### Data supplied
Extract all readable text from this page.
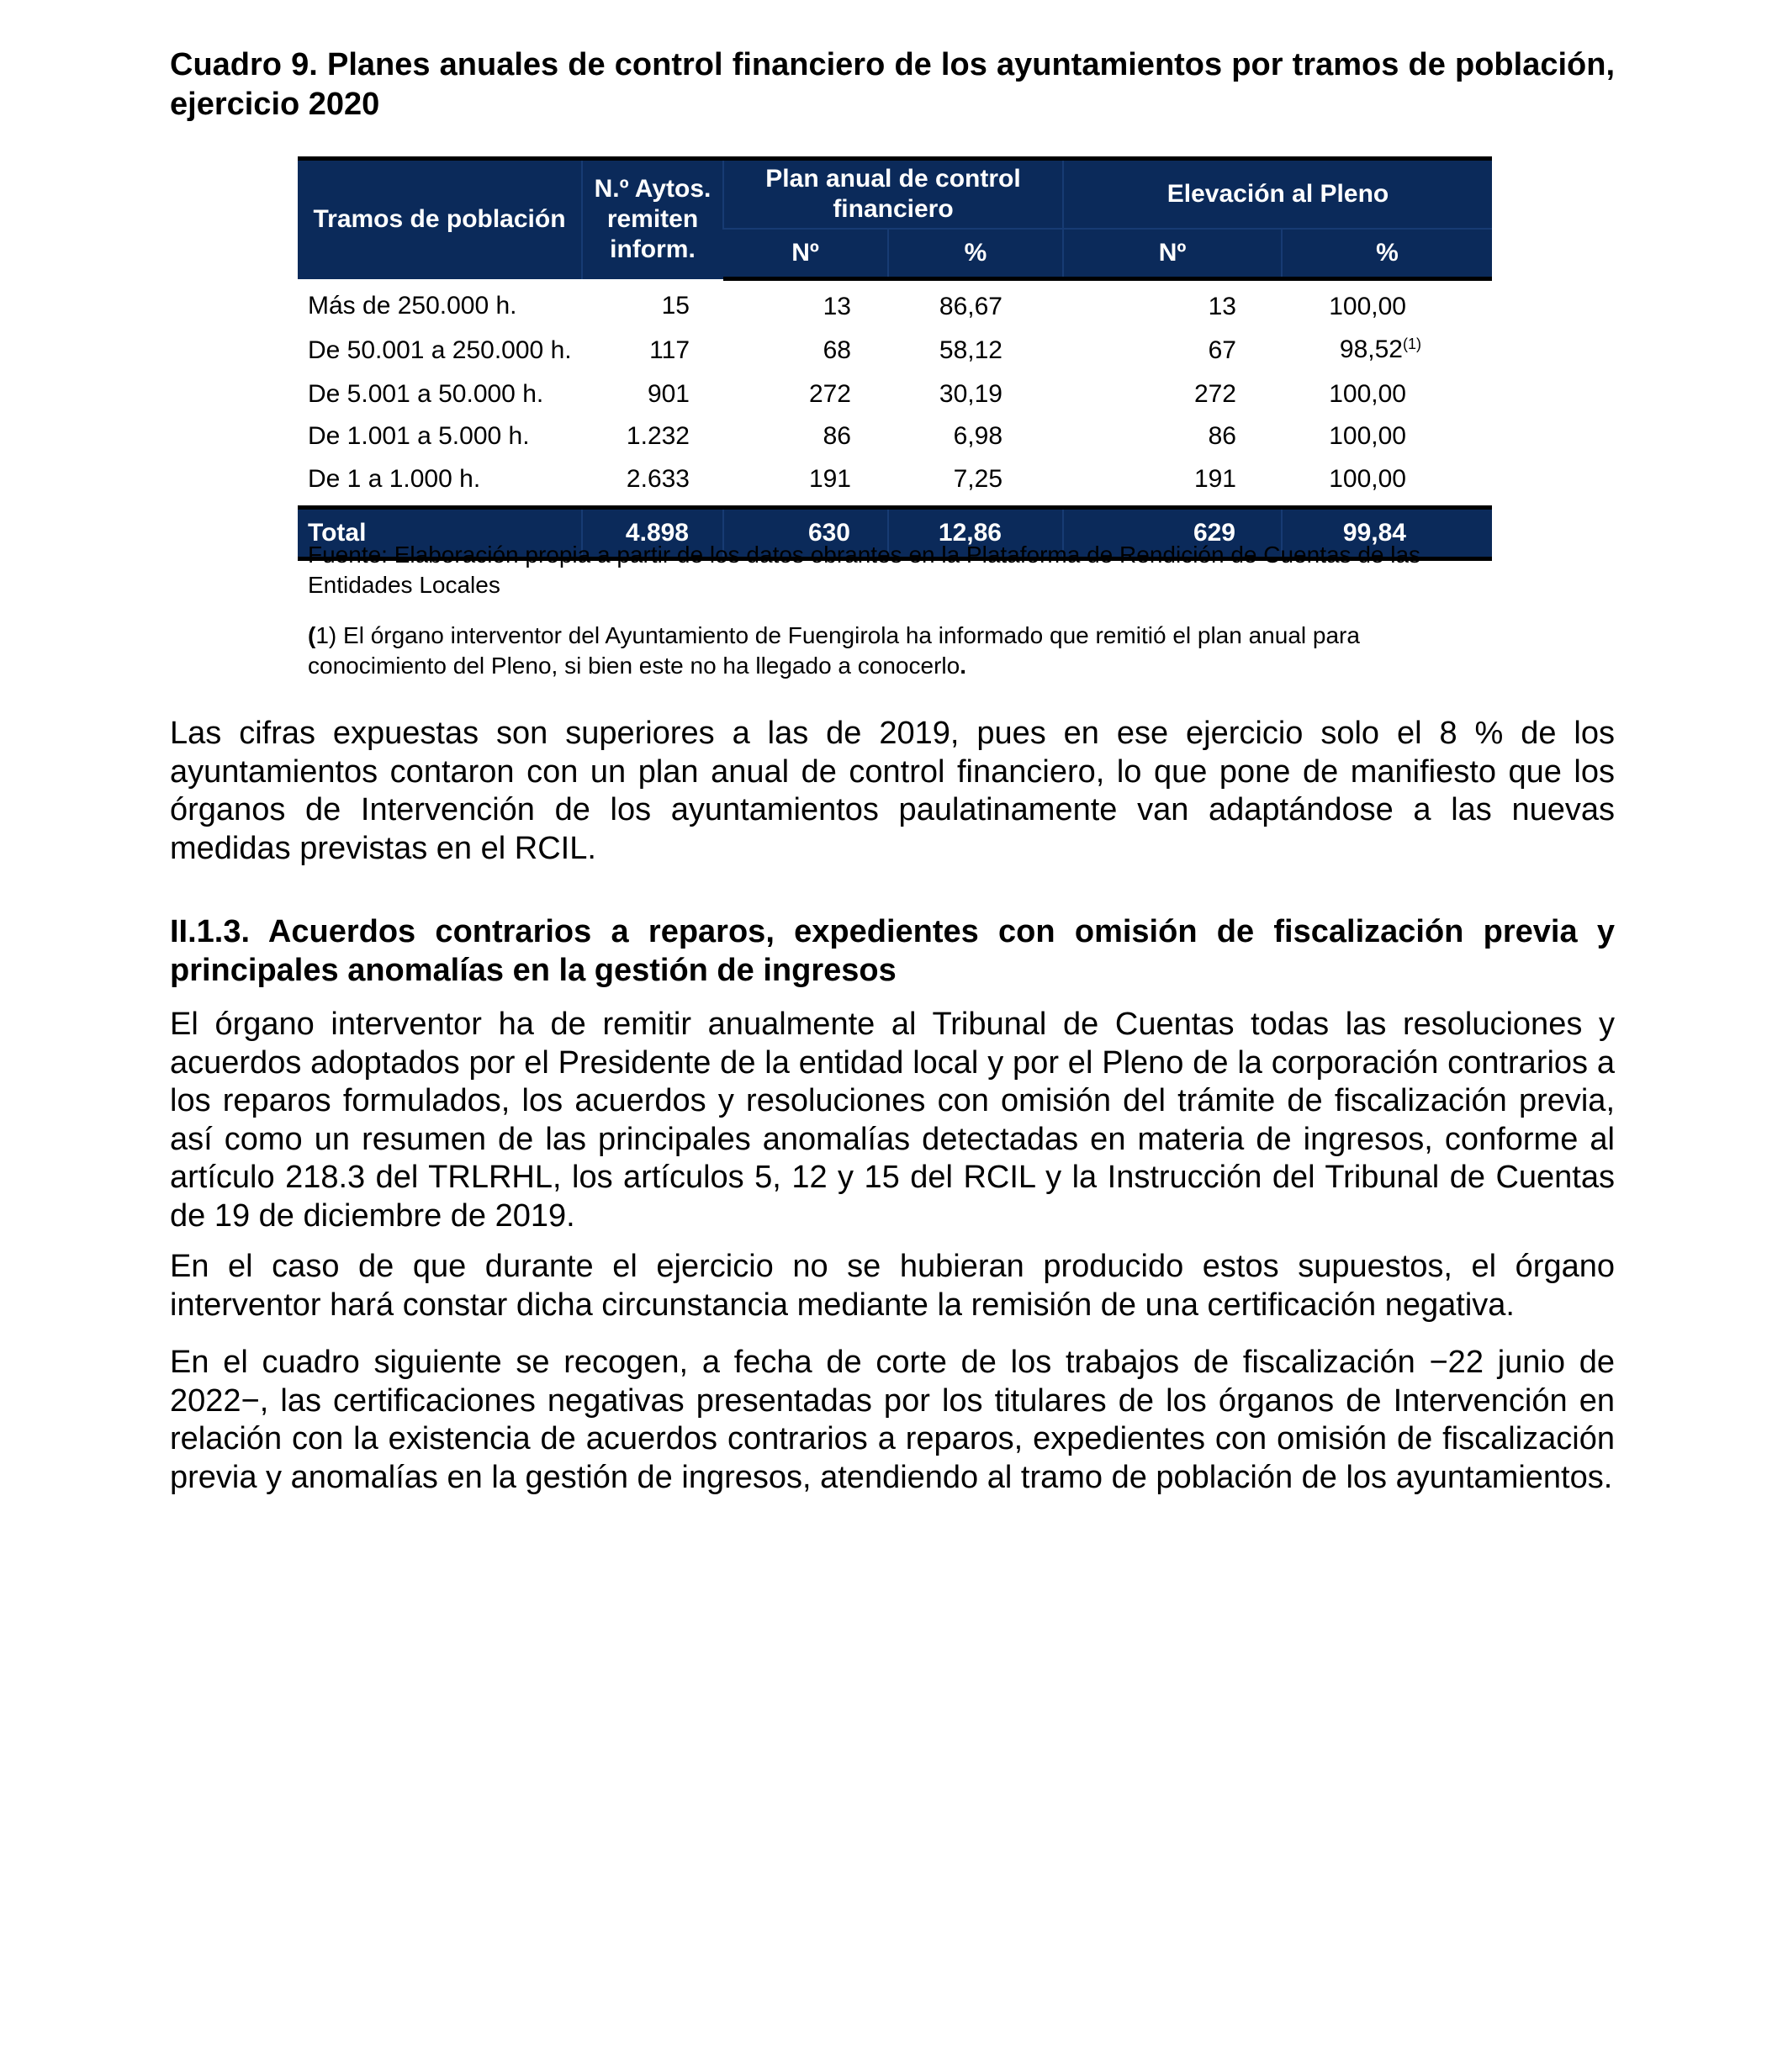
Cuadro 9. Planes anuales de control financiero de los ayuntamientos por tramos de población, ejercicio 2020
Tramos de población	N.º Aytos. remiten inform.	Plan anual de control financiero		Elevación al Pleno	
		Nº	%	Nº	%
Más de 250.000 h.	15	13	86,67	13	100,00
De 50.001 a 250.000 h.	117	68	58,12	67	98,52$^{(1)}$
De 5.001 a 50.000 h.	901	272	30,19	272	100,00
De 1.001 a 5.000 h.	1.232	86	6,98	86	100,00
De 1 a 1.000 h.	2.633	191	7,25	191	100,00
Total	4.898	630	12,86	629	99,84
Fuente: Elaboración propia a partir de los datos obrantes en la Plataforma de Rendición de Cuentas de las Entidades Locales
(1) El órgano interventor del Ayuntamiento de Fuengirola ha informado que remitió el plan anual para conocimiento del Pleno, si bien este no ha llegado a conocerlo.
Las cifras expuestas son superiores a las de 2019, pues en ese ejercicio solo el 8 % de los ayuntamientos contaron con un plan anual de control financiero, lo que pone de manifiesto que los órganos de Intervención de los ayuntamientos paulatinamente van adaptándose a las nuevas medidas previstas en el RCIL.
II.1.3. Acuerdos contrarios a reparos, expedientes con omisión de fiscalización previa y principales anomalías en la gestión de ingresos
El órgano interventor ha de remitir anualmente al Tribunal de Cuentas todas las resoluciones y acuerdos adoptados por el Presidente de la entidad local y por el Pleno de la corporación contrarios a los reparos formulados, los acuerdos y resoluciones con omisión del trámite de fiscalización previa, así como un resumen de las principales anomalías detectadas en materia de ingresos, conforme al artículo 218.3 del TRLRHL, los artículos 5, 12 y 15 del RCIL y la Instrucción del Tribunal de Cuentas de 19 de diciembre de 2019.
En el caso de que durante el ejercicio no se hubieran producido estos supuestos, el órgano interventor hará constar dicha circunstancia mediante la remisión de una certificación negativa.
En el cuadro siguiente se recogen, a fecha de corte de los trabajos de fiscalización −22 junio de 2022−, las certificaciones negativas presentadas por los titulares de los órganos de Intervención en relación con la existencia de acuerdos contrarios a reparos, expedientes con omisión de fiscalización previa y anomalías en la gestión de ingresos, atendiendo al tramo de población de los ayuntamientos.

### Problem details
An exact transcription of all the entries is required, without the pictures.

### Answer to this problem
Extract all readable text from this page.
Cuadro 9. Planes anuales de control financiero de los ayuntamientos por tramos de población, ejercicio 2020
Tramos de población	N.º Aytos. remiten inform.	Plan anual de control financiero		Elevación al Pleno	
		Nº	%	Nº	%
Más de 250.000 h.	15	13	86,67	13	100,00
De 50.001 a 250.000 h.	117	68	58,12	67	98,52$^{(1)}$
De 5.001 a 50.000 h.	901	272	30,19	272	100,00
De 1.001 a 5.000 h.	1.232	86	6,98	86	100,00
De 1 a 1.000 h.	2.633	191	7,25	191	100,00
Total	4.898	630	12,86	629	99,84
Fuente: Elaboración propia a partir de los datos obrantes en la Plataforma de Rendición de Cuentas de las Entidades Locales
(1) El órgano interventor del Ayuntamiento de Fuengirola ha informado que remitió el plan anual para conocimiento del Pleno, si bien este no ha llegado a conocerlo.
Las cifras expuestas son superiores a las de 2019, pues en ese ejercicio solo el 8 % de los ayuntamientos contaron con un plan anual de control financiero, lo que pone de manifiesto que los órganos de Intervención de los ayuntamientos paulatinamente van adaptándose a las nuevas medidas previstas en el RCIL.
II.1.3. Acuerdos contrarios a reparos, expedientes con omisión de fiscalización previa y principales anomalías en la gestión de ingresos
El órgano interventor ha de remitir anualmente al Tribunal de Cuentas todas las resoluciones y acuerdos adoptados por el Presidente de la entidad local y por el Pleno de la corporación contrarios a los reparos formulados, los acuerdos y resoluciones con omisión del trámite de fiscalización previa, así como un resumen de las principales anomalías detectadas en materia de ingresos, conforme al artículo 218.3 del TRLRHL, los artículos 5, 12 y 15 del RCIL y la Instrucción del Tribunal de Cuentas de 19 de diciembre de 2019.
En el caso de que durante el ejercicio no se hubieran producido estos supuestos, el órgano interventor hará constar dicha circunstancia mediante la remisión de una certificación negativa.
En el cuadro siguiente se recogen, a fecha de corte de los trabajos de fiscalización −22 junio de 2022−, las certificaciones negativas presentadas por los titulares de los órganos de Intervención en relación con la existencia de acuerdos contrarios a reparos, expedientes con omisión de fiscalización previa y anomalías en la gestión de ingresos, atendiendo al tramo de población de los ayuntamientos.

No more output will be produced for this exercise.